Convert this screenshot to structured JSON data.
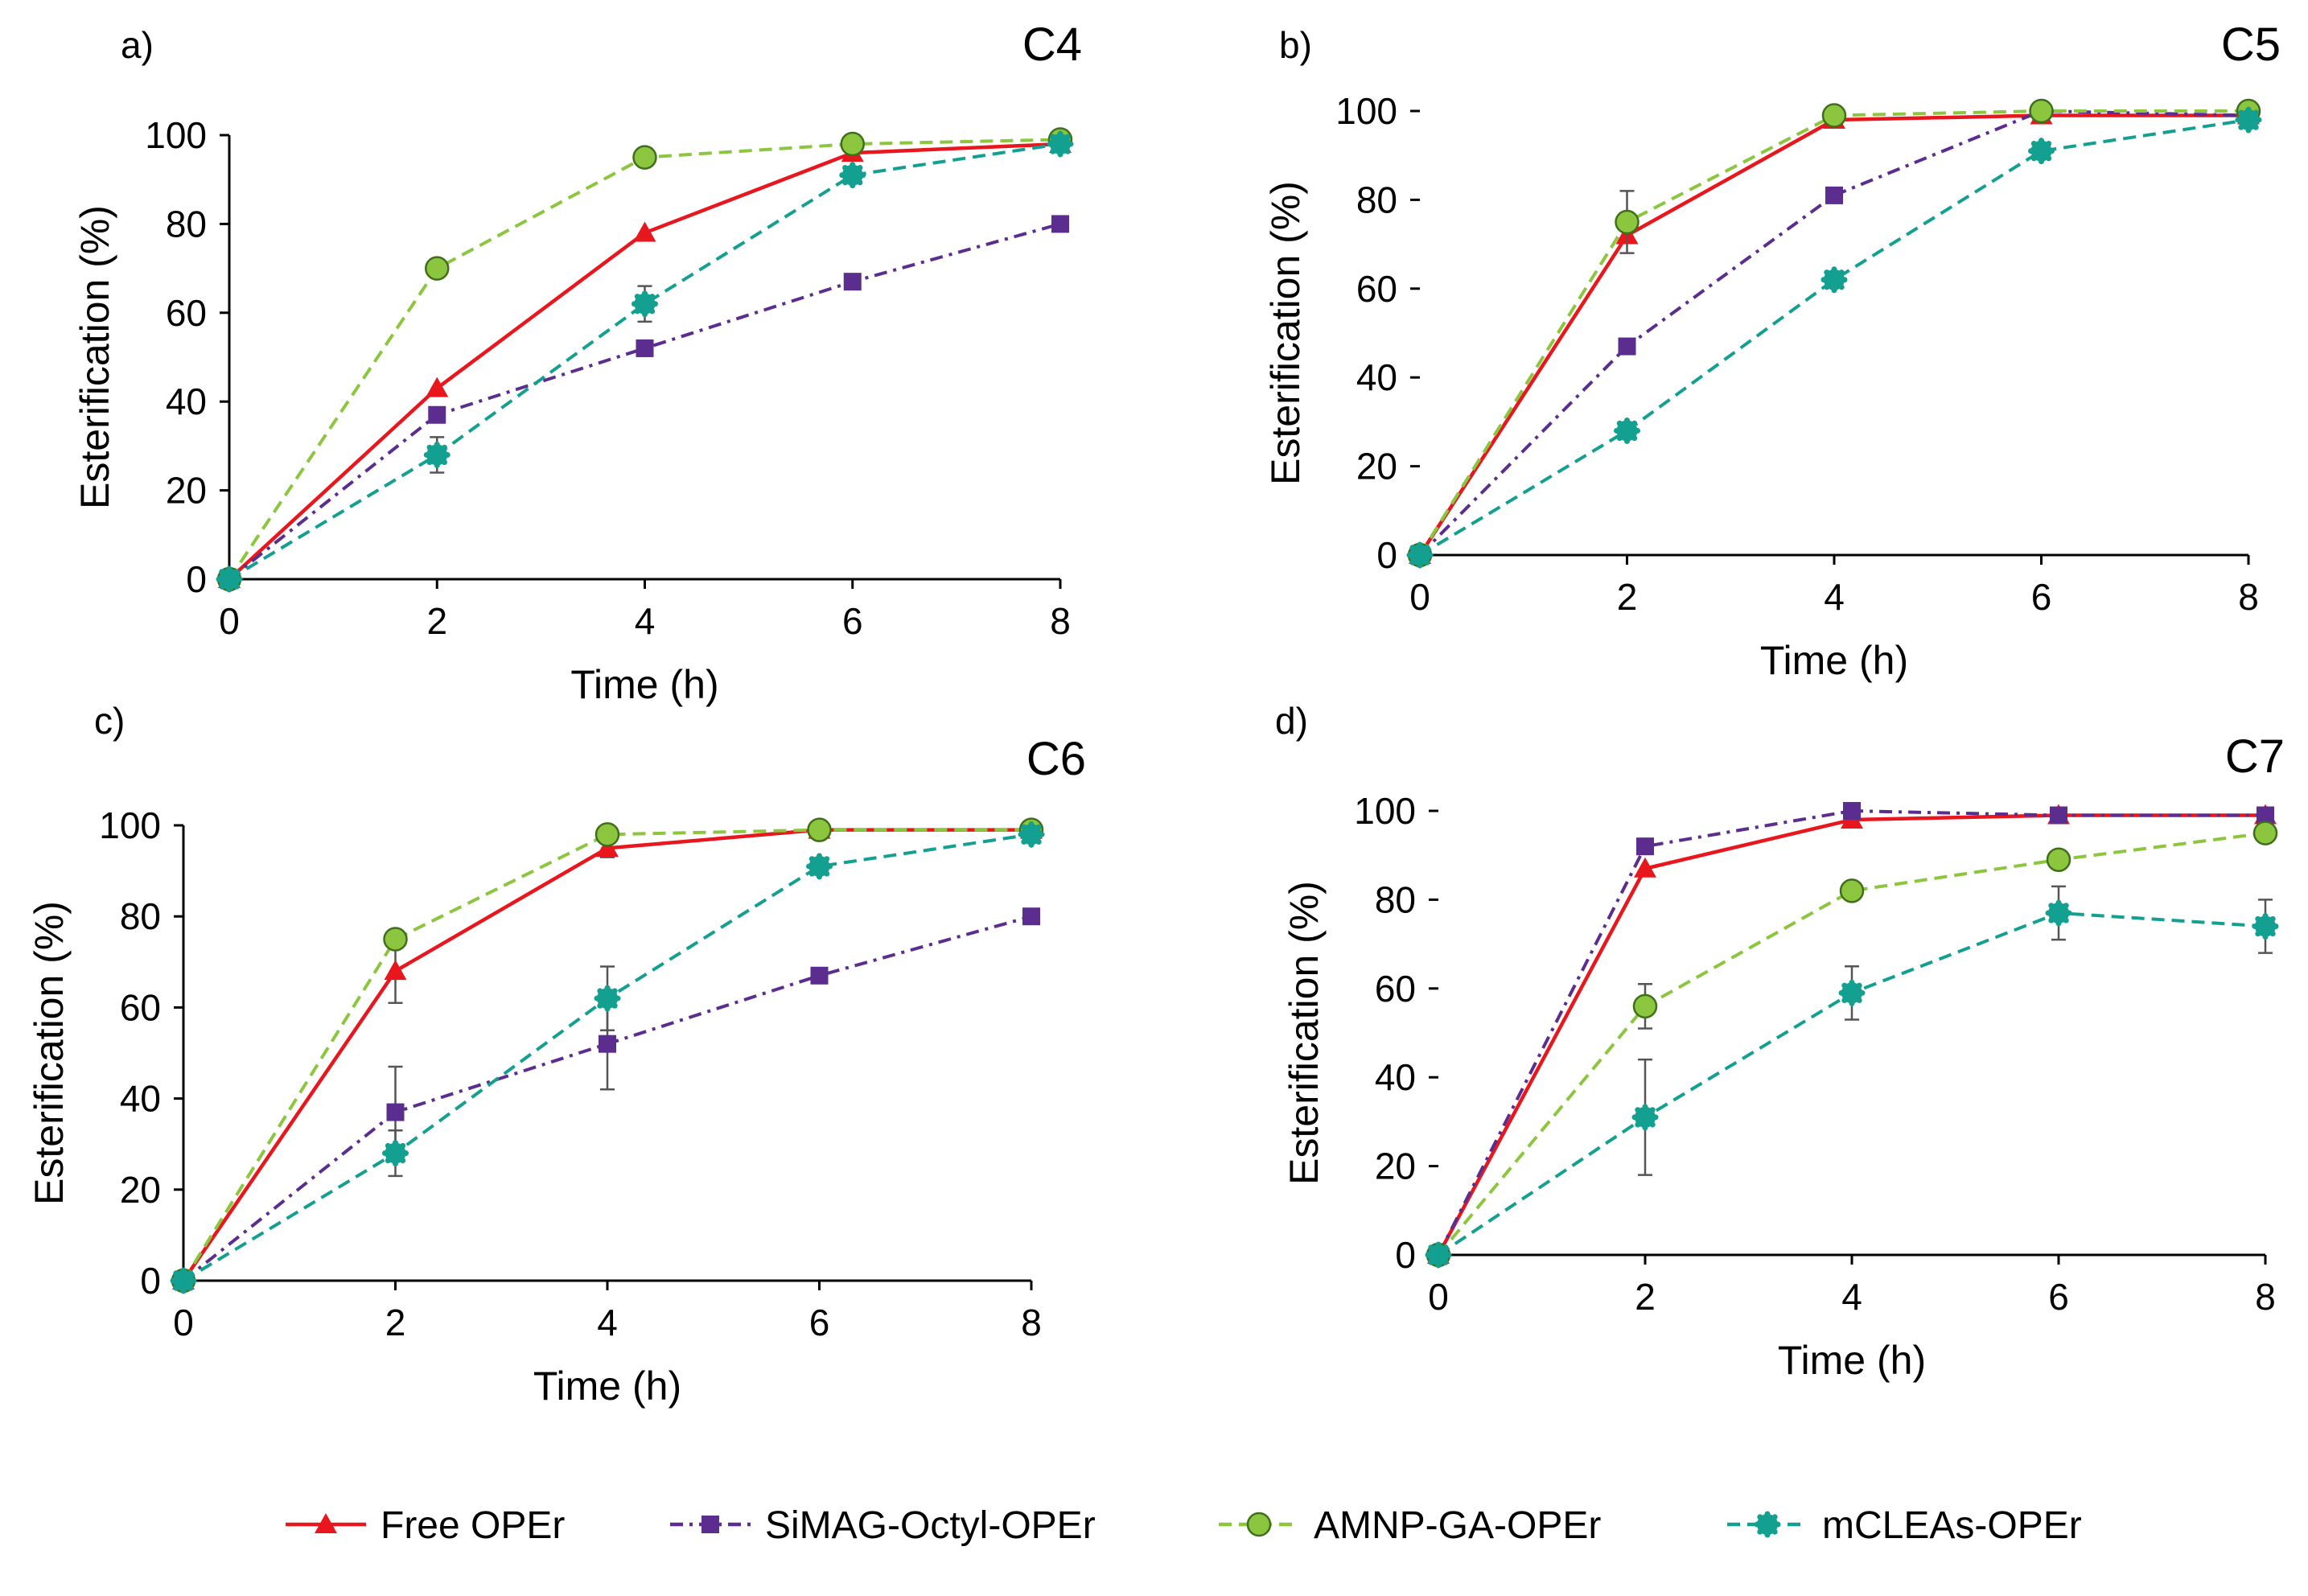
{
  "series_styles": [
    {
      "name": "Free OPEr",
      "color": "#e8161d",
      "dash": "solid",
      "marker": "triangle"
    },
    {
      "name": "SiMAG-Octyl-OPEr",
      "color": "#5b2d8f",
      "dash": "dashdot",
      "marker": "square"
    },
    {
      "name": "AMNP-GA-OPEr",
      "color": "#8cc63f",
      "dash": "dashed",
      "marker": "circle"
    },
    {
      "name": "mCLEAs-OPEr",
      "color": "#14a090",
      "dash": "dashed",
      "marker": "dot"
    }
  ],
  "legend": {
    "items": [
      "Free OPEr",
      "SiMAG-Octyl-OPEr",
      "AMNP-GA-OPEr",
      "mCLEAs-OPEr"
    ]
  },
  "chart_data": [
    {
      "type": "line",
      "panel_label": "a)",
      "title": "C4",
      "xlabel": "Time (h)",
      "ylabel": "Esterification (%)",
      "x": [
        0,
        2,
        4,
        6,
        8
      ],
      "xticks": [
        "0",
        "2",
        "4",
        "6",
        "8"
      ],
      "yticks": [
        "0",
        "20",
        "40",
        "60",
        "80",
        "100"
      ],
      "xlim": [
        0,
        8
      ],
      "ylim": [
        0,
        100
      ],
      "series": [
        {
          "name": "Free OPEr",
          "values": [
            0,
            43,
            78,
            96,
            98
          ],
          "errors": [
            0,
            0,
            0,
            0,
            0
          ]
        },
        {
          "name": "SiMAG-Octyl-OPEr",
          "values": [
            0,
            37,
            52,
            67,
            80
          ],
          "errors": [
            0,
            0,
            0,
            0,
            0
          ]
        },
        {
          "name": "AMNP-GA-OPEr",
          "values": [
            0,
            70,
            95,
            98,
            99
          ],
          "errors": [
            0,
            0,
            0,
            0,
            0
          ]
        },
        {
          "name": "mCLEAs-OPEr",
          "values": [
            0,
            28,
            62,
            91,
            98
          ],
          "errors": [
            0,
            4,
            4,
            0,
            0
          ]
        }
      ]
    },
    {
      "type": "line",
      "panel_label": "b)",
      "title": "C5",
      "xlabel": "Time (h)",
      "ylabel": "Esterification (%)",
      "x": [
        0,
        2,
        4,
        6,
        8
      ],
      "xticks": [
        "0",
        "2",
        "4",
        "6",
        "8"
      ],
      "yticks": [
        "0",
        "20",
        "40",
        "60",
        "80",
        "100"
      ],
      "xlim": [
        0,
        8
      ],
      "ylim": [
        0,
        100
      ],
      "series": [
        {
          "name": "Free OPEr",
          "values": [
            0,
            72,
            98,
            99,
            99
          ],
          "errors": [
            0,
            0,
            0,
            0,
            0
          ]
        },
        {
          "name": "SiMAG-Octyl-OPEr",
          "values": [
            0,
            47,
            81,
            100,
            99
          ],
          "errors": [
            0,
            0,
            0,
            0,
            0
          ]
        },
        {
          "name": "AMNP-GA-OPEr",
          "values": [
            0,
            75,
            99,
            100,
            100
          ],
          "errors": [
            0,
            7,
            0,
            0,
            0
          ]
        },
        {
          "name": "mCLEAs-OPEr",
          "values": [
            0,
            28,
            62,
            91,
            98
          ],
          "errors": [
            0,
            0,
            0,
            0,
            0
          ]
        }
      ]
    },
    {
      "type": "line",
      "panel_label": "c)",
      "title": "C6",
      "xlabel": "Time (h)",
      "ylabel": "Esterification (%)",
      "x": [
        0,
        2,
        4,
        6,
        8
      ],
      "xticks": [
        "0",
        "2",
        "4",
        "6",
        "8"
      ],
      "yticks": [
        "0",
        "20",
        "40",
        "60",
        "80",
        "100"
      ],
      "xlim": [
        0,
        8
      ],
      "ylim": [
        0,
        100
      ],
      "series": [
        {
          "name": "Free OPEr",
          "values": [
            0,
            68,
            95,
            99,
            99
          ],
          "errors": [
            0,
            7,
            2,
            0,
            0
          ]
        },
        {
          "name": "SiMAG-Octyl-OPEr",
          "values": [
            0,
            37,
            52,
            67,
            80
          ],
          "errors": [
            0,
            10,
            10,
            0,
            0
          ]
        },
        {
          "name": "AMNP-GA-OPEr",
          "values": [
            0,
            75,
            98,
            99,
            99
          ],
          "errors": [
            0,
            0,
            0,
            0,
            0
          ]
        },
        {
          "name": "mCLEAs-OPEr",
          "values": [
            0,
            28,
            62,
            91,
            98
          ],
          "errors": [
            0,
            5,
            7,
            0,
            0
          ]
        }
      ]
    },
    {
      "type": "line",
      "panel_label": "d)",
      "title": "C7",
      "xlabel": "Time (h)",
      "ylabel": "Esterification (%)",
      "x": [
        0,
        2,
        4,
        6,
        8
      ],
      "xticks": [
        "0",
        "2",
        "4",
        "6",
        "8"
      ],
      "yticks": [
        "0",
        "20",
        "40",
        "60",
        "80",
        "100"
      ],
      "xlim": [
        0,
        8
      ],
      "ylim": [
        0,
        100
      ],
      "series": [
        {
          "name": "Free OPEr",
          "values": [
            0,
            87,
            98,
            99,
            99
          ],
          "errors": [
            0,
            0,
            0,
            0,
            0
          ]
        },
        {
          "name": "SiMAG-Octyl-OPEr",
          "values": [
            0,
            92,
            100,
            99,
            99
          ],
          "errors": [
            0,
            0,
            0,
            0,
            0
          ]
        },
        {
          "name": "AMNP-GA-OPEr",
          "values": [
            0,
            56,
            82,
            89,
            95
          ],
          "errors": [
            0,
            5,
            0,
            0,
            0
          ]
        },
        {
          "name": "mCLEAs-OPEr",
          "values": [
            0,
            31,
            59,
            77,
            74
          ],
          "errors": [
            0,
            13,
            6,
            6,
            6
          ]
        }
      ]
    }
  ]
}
-=-=-
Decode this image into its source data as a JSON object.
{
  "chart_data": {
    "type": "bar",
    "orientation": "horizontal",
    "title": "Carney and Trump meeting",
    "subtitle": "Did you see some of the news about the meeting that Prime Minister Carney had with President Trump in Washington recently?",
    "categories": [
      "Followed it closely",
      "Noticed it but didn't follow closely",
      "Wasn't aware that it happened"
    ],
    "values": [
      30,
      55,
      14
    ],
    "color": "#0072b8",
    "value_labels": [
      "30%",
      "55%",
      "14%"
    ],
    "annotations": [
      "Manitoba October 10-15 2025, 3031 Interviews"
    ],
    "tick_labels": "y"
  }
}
-=-=-
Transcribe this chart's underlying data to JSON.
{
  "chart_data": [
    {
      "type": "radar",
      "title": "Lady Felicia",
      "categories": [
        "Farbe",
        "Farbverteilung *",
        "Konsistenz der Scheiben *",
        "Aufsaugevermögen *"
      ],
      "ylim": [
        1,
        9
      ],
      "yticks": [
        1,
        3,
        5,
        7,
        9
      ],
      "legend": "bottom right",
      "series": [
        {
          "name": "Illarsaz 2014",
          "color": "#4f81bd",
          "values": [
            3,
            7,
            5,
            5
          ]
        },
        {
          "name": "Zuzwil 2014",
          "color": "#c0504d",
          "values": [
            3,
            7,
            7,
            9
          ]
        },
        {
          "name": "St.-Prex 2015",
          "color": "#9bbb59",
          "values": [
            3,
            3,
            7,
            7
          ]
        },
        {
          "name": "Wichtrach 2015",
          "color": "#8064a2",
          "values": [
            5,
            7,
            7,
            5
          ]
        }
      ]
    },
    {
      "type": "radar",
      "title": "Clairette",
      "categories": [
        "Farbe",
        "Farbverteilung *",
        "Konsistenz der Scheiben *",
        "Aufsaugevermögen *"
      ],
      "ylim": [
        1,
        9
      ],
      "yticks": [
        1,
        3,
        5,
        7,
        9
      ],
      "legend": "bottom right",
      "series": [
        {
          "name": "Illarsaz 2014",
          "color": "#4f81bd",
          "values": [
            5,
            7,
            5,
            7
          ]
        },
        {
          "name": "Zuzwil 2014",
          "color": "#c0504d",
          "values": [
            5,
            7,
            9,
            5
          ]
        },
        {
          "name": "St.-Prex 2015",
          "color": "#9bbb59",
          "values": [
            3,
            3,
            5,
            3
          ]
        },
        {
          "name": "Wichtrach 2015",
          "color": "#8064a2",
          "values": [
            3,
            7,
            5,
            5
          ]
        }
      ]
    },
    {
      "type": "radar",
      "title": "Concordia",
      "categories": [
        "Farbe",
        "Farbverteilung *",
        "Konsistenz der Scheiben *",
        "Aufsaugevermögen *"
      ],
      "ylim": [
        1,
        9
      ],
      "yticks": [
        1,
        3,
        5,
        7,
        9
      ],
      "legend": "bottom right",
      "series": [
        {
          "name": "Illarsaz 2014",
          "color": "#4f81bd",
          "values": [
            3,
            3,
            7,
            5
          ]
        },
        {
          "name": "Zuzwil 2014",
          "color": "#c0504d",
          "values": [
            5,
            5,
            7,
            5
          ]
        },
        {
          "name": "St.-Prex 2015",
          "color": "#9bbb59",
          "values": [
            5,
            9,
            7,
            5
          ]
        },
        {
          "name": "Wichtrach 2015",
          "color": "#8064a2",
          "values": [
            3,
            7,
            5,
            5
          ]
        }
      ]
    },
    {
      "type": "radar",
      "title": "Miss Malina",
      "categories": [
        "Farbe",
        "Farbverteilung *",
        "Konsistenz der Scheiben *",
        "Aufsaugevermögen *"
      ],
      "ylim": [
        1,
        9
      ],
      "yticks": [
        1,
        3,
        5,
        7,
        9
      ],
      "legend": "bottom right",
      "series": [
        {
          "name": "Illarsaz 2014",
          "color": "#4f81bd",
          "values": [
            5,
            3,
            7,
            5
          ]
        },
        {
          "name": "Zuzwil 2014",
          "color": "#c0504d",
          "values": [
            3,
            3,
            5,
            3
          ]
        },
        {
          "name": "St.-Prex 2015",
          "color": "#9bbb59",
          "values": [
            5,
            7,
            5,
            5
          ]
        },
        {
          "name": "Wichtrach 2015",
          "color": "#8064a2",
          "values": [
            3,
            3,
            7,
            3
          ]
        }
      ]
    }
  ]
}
-=-=-
Within the entries above, how many lines contain "marker"? Respond with the number only.

* Result of this task *
4